-- START DATA SHOWN --

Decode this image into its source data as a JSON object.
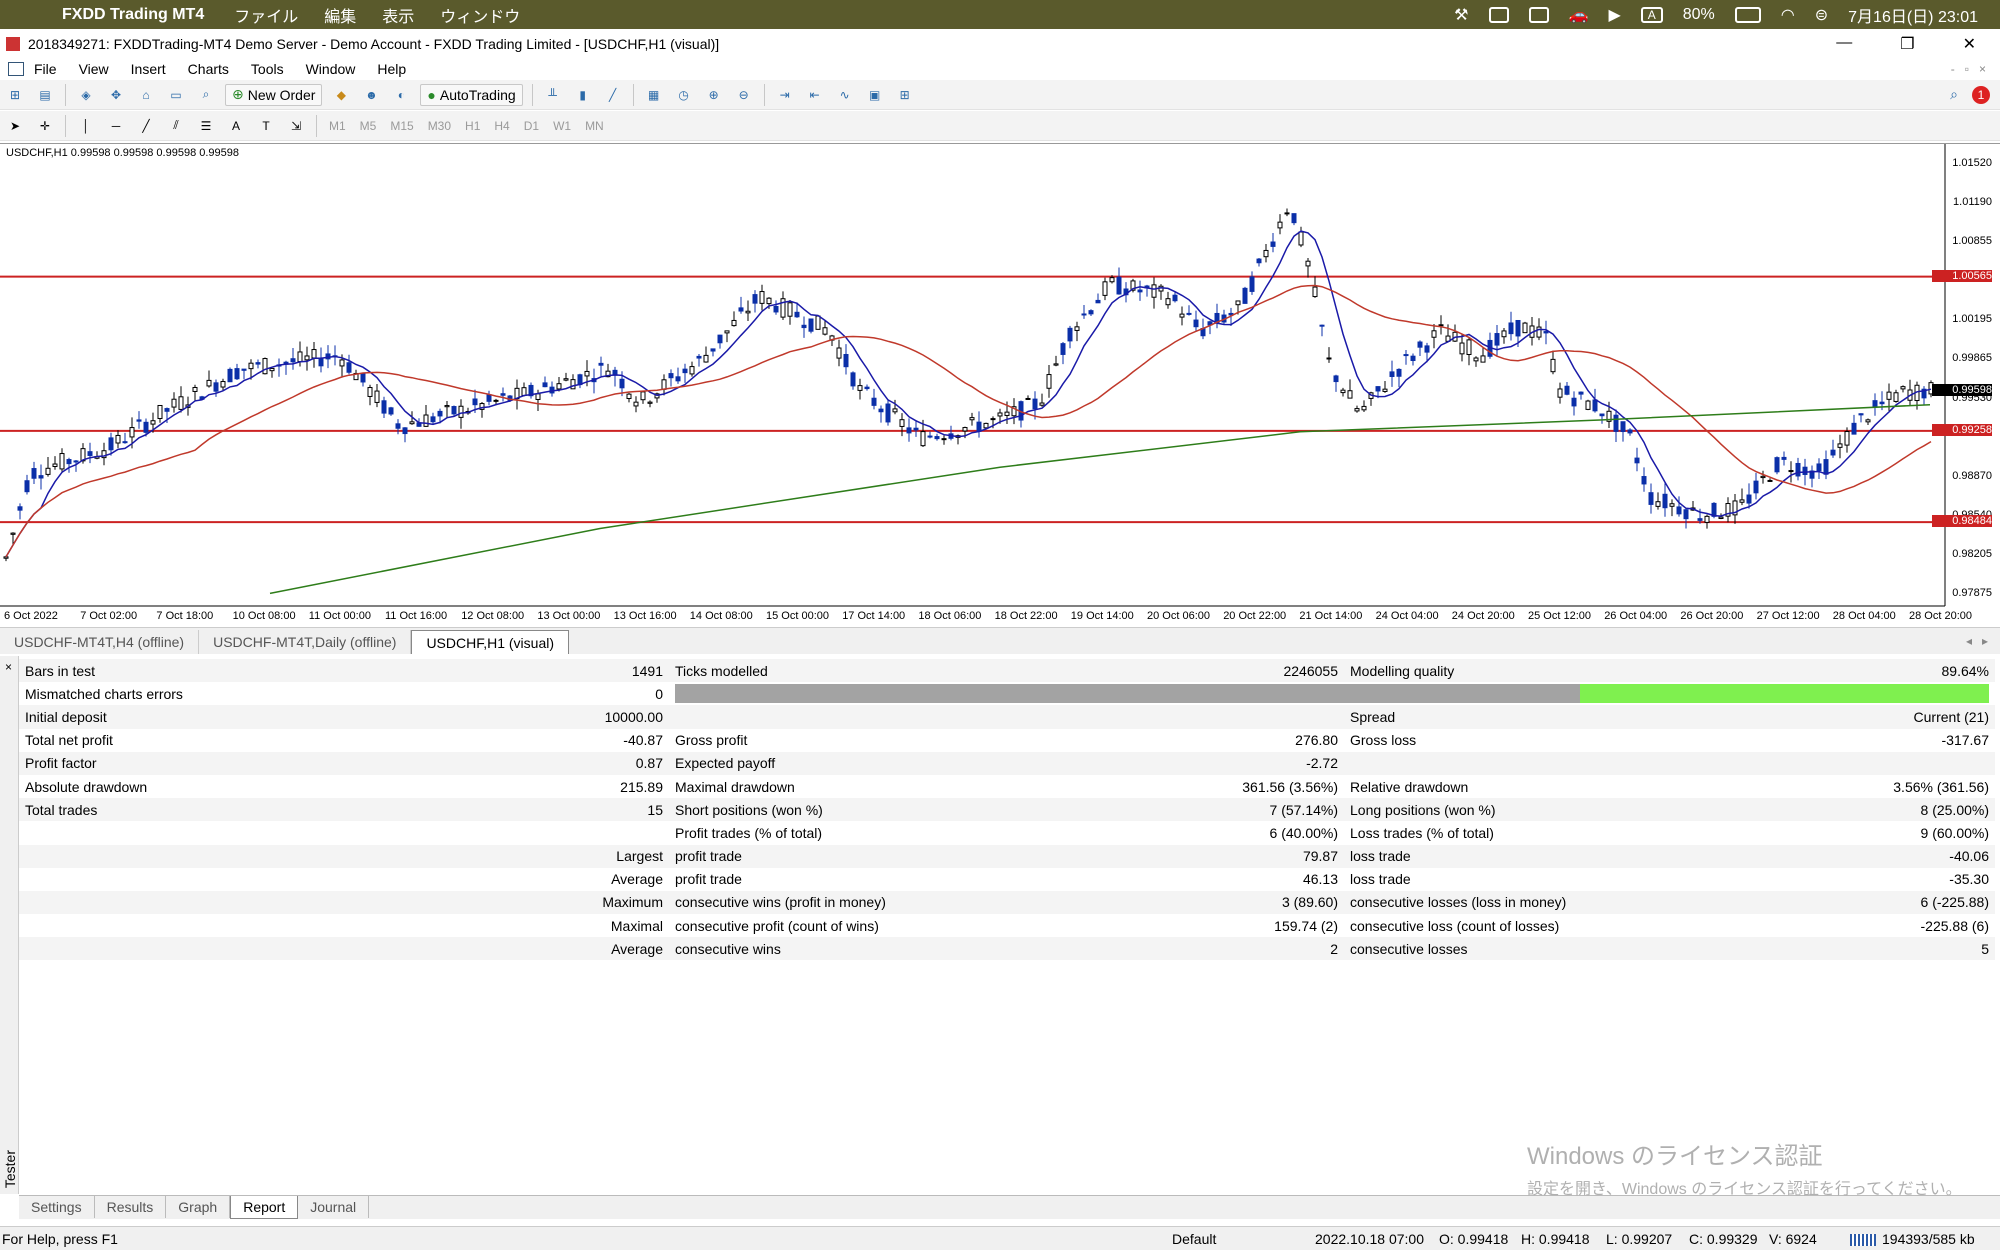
{
  "mac_menu": {
    "app": "FXDD Trading MT4",
    "items": [
      "ファイル",
      "編集",
      "表示",
      "ウィンドウ"
    ],
    "battery": "80%",
    "datetime": "7月16日(日)  23:01"
  },
  "window": {
    "title": "2018349271: FXDDTrading-MT4 Demo Server - Demo Account - FXDD Trading Limited - [USDCHF,H1 (visual)]"
  },
  "menu": [
    "File",
    "View",
    "Insert",
    "Charts",
    "Tools",
    "Window",
    "Help"
  ],
  "toolbar": {
    "new_order": "New Order",
    "autotrading": "AutoTrading",
    "notification_count": "1"
  },
  "timeframes": [
    "M1",
    "M5",
    "M15",
    "M30",
    "H1",
    "H4",
    "D1",
    "W1",
    "MN"
  ],
  "chart": {
    "info": "USDCHF,H1  0.99598 0.99598 0.99598 0.99598",
    "price_labels": [
      "1.01520",
      "1.01190",
      "1.00855",
      "1.00565",
      "1.00195",
      "0.99865",
      "0.99598",
      "0.99530",
      "0.99258",
      "0.98870",
      "0.98540",
      "0.98484",
      "0.98205",
      "0.97875"
    ],
    "hlines": [
      {
        "price": "1.00565",
        "color": "#cc2222"
      },
      {
        "price": "0.99258",
        "color": "#cc2222"
      },
      {
        "price": "0.98484",
        "color": "#cc2222"
      }
    ],
    "current_price": "0.99598",
    "time_labels": [
      "6 Oct 2022",
      "7 Oct 02:00",
      "7 Oct 18:00",
      "10 Oct 08:00",
      "11 Oct 00:00",
      "11 Oct 16:00",
      "12 Oct 08:00",
      "13 Oct 00:00",
      "13 Oct 16:00",
      "14 Oct 08:00",
      "15 Oct 00:00",
      "17 Oct 14:00",
      "18 Oct 06:00",
      "18 Oct 22:00",
      "19 Oct 14:00",
      "20 Oct 06:00",
      "20 Oct 22:00",
      "21 Oct 14:00",
      "24 Oct 04:00",
      "24 Oct 20:00",
      "25 Oct 12:00",
      "26 Oct 04:00",
      "26 Oct 20:00",
      "27 Oct 12:00",
      "28 Oct 04:00",
      "28 Oct 20:00"
    ],
    "colors": {
      "up": "#000000",
      "down": "#0b2fa8",
      "ma_fast": "#1a1aa8",
      "ma_mid": "#c0392b",
      "ma_slow": "#2e7d1a"
    }
  },
  "chart_tabs": [
    "USDCHF-MT4T,H4 (offline)",
    "USDCHF-MT4T,Daily (offline)",
    "USDCHF,H1 (visual)"
  ],
  "report": {
    "rows": [
      [
        "Bars in test",
        "1491",
        "Ticks modelled",
        "2246055",
        "Modelling quality",
        "89.64%"
      ],
      [
        "Mismatched charts errors",
        "0",
        "",
        "",
        "",
        ""
      ],
      [
        "Initial deposit",
        "10000.00",
        "",
        "",
        "Spread",
        "Current (21)"
      ],
      [
        "Total net profit",
        "-40.87",
        "Gross profit",
        "276.80",
        "Gross loss",
        "-317.67"
      ],
      [
        "Profit factor",
        "0.87",
        "Expected payoff",
        "-2.72",
        "",
        ""
      ],
      [
        "Absolute drawdown",
        "215.89",
        "Maximal drawdown",
        "361.56 (3.56%)",
        "Relative drawdown",
        "3.56% (361.56)"
      ],
      [
        "Total trades",
        "15",
        "Short positions (won %)",
        "7 (57.14%)",
        "Long positions (won %)",
        "8 (25.00%)"
      ],
      [
        "",
        "",
        "Profit trades (% of total)",
        "6 (40.00%)",
        "Loss trades (% of total)",
        "9 (60.00%)"
      ],
      [
        "",
        "Largest",
        "profit trade",
        "79.87",
        "loss trade",
        "-40.06"
      ],
      [
        "",
        "Average",
        "profit trade",
        "46.13",
        "loss trade",
        "-35.30"
      ],
      [
        "",
        "Maximum",
        "consecutive wins (profit in money)",
        "3 (89.60)",
        "consecutive losses (loss in money)",
        "6 (-225.88)"
      ],
      [
        "",
        "Maximal",
        "consecutive profit (count of wins)",
        "159.74 (2)",
        "consecutive loss (count of losses)",
        "-225.88 (6)"
      ],
      [
        "",
        "Average",
        "consecutive wins",
        "2",
        "consecutive losses",
        "5"
      ]
    ],
    "modelling_quality_fraction": 0.8964
  },
  "tester_label": "Tester",
  "bottom_tabs": [
    "Settings",
    "Results",
    "Graph",
    "Report",
    "Journal"
  ],
  "watermark": {
    "line1": "Windows のライセンス認証",
    "line2": "設定を開き、Windows のライセンス認証を行ってください。"
  },
  "status": {
    "help": "For Help, press F1",
    "profile": "Default",
    "time": "2022.10.18 07:00",
    "open": "O: 0.99418",
    "high": "H: 0.99418",
    "low": "L: 0.99207",
    "close": "C: 0.99329",
    "volume": "V: 6924",
    "traffic": "194393/585 kb"
  }
}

-- END DATA SHOWN --

WORK INSTRUCTIONS =
Pick out the lines above that hold the string "visual" and show them.

ANSWER TO THE EXERCISE =
    "title": "2018349271: FXDDTrading-MT4 Demo Server - Demo Account - FXDD Trading Limited - [USDCHF,H1 (visual)]"
    "USDCHF,H1 (visual)"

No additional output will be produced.